[Listings of boxed layout items]
# # # # #

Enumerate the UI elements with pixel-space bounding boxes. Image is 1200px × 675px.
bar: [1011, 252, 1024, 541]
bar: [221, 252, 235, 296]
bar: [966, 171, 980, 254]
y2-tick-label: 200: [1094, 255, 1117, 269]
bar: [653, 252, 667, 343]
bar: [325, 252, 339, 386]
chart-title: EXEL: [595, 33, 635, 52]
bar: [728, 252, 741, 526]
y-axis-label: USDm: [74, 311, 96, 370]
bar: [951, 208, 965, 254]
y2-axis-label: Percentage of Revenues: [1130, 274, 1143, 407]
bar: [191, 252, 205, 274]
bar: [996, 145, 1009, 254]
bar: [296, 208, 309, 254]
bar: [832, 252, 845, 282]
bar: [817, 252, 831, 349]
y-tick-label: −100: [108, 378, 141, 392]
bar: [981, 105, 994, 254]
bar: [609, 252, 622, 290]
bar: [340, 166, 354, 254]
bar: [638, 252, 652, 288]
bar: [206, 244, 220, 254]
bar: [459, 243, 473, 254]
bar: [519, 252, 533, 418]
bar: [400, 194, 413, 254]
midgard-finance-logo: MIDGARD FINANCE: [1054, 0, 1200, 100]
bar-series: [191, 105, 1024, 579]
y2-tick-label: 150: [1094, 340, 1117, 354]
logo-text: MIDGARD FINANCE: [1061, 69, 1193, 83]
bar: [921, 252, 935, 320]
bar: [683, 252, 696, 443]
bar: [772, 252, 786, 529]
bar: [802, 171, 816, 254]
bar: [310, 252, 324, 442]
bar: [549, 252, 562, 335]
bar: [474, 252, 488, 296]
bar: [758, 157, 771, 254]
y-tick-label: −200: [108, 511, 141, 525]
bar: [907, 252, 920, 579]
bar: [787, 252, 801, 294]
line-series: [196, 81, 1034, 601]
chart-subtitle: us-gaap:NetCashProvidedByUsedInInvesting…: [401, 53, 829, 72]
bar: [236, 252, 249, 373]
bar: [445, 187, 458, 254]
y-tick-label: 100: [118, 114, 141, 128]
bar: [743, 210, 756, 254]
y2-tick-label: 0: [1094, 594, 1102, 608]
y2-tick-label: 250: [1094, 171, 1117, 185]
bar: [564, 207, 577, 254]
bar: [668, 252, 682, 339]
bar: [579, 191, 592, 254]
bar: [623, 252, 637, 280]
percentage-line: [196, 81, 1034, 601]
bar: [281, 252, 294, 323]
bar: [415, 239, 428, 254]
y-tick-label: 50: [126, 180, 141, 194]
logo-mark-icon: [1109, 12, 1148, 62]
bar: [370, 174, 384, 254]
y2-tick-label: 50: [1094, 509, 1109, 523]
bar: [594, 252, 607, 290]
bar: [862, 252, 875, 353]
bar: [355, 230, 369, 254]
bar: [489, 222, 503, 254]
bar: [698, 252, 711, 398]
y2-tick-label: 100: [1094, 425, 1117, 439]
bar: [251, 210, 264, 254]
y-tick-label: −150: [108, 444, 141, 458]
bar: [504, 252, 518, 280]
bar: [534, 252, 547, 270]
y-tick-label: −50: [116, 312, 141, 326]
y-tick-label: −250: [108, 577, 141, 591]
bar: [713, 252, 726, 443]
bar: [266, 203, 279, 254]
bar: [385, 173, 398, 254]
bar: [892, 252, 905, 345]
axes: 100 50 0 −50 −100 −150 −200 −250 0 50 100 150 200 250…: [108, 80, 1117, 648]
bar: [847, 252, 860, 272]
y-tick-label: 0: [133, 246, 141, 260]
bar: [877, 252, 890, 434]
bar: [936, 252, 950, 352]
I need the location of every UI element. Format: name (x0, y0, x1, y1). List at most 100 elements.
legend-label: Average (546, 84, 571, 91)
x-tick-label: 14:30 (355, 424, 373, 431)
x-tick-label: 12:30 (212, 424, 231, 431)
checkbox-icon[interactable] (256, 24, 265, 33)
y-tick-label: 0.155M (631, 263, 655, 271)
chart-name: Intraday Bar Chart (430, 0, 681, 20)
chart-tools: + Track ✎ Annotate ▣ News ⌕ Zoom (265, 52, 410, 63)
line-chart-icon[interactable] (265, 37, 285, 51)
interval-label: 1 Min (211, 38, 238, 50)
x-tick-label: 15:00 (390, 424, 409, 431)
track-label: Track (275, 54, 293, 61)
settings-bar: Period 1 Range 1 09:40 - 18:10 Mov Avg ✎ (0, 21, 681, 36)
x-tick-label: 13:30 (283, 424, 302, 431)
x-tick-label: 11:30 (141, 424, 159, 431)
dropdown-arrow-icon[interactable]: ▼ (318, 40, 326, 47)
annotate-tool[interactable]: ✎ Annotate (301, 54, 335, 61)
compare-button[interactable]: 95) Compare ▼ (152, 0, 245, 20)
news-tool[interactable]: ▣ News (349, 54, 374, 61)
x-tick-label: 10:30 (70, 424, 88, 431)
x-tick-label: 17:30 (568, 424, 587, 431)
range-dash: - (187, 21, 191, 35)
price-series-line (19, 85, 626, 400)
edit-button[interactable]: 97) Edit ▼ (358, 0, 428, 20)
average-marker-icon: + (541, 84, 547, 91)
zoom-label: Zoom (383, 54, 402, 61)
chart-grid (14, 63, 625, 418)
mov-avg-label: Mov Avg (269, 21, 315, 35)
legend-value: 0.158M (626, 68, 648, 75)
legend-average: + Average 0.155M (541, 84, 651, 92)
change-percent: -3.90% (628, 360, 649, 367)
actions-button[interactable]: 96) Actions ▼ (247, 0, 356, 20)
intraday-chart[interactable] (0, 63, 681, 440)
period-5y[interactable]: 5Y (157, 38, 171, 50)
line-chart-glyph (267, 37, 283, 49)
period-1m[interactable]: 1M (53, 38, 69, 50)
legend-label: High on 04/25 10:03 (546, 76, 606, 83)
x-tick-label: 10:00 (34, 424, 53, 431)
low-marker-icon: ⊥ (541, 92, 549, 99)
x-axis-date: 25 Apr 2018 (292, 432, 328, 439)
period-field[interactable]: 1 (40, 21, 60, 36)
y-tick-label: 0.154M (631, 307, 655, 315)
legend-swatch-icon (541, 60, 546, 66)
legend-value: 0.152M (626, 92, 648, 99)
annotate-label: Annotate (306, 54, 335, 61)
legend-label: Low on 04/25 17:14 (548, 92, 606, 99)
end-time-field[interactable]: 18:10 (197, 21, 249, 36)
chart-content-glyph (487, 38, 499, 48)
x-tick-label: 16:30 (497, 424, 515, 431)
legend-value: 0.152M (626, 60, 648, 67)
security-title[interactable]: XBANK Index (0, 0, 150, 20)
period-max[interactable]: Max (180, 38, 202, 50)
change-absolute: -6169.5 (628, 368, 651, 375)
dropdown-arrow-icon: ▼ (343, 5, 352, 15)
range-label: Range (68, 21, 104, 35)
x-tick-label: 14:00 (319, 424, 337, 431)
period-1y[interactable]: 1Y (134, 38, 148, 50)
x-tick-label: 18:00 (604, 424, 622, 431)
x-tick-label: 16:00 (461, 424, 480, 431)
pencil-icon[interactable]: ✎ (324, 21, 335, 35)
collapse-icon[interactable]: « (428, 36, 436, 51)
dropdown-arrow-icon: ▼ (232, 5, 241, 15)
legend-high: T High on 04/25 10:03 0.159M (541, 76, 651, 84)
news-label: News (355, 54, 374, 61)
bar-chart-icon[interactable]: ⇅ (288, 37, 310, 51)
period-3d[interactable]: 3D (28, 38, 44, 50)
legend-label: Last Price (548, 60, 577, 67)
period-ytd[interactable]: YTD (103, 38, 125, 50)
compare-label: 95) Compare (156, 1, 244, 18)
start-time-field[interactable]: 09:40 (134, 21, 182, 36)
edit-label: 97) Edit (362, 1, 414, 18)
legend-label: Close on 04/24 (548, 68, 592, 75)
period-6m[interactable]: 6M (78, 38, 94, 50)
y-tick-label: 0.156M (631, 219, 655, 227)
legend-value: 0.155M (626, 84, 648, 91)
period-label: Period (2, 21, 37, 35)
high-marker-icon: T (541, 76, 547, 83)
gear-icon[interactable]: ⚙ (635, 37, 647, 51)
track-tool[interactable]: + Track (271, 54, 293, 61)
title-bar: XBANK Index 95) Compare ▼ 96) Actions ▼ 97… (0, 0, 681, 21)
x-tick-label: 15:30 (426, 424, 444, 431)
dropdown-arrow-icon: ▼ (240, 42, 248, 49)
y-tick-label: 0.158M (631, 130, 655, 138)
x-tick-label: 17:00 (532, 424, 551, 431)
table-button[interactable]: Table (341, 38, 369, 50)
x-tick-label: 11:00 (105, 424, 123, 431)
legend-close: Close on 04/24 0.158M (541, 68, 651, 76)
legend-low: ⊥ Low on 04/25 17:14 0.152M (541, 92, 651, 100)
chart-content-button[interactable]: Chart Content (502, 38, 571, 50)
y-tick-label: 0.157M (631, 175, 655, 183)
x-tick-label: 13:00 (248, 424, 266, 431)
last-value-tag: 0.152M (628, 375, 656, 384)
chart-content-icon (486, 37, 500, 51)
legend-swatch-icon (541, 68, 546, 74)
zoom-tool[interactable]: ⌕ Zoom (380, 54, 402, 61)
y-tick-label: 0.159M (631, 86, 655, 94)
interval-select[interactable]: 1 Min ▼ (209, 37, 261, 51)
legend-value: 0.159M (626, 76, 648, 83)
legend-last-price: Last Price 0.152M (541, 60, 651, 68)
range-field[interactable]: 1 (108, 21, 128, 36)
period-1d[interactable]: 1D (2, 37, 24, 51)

# # # # #

• Task objective
Rewrite the stretch from the start of the records through the line containing "bar: [951, 208, 965, 254]" as a Markdown table with the columns Row and Line, giving each line its row number and leaving out blank lines.

• Exercise response
| Row | Line |
|---|---|
| 1 | Enumerate the UI elements with pixel-space bounding boxes. Image is 1200px × 675px. |
| 2 | bar: [1011, 252, 1024, 541] |
| 3 | bar: [221, 252, 235, 296] |
| 4 | bar: [966, 171, 980, 254] |
| 5 | y2-tick-label: 200: [1094, 255, 1117, 269] |
| 6 | bar: [653, 252, 667, 343] |
| 7 | bar: [325, 252, 339, 386] |
| 8 | chart-title: EXEL: [595, 33, 635, 52] |
| 9 | bar: [728, 252, 741, 526] |
| 10 | y-axis-label: USDm: [74, 311, 96, 370] |
| 11 | bar: [951, 208, 965, 254] |